• _Exercise prompt_: Locate the word "Комиссии" in the material, then show every line that holds it.

• _Material provided_:
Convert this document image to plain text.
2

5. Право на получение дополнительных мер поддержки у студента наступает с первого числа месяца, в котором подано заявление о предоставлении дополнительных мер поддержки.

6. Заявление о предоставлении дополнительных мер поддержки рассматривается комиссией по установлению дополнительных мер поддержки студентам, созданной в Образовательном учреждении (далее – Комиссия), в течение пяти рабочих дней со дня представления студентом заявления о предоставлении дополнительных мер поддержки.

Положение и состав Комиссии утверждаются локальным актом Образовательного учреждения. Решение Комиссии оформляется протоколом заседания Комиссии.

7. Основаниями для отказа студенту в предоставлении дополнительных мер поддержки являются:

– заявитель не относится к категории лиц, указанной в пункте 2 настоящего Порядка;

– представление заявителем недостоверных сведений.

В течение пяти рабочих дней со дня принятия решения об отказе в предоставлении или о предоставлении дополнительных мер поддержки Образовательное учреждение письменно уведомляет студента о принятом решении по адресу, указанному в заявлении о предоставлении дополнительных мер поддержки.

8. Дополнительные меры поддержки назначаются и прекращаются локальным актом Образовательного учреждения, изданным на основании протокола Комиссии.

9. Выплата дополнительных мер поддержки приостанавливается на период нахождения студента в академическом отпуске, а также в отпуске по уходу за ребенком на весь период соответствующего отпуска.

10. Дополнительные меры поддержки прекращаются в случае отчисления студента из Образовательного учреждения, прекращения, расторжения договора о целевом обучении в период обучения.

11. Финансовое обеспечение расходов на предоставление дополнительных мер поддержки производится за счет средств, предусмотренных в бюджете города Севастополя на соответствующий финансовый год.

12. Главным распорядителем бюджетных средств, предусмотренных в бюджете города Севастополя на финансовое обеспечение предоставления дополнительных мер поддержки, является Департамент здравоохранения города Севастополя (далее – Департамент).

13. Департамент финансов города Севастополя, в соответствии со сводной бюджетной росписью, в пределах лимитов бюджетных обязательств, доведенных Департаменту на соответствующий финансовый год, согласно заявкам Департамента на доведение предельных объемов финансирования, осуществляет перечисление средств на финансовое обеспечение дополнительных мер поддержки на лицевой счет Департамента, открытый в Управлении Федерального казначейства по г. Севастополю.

• _Expected answer_:
Положение и состав Комиссии утверждаются локальным актом Образовательного учреждения. Решение Комиссии оформляется протоколом заседания Комиссии.
8. Дополнительные меры поддержки назначаются и прекращаются локальным актом Образовательного учреждения, изданным на основании протокола Комиссии.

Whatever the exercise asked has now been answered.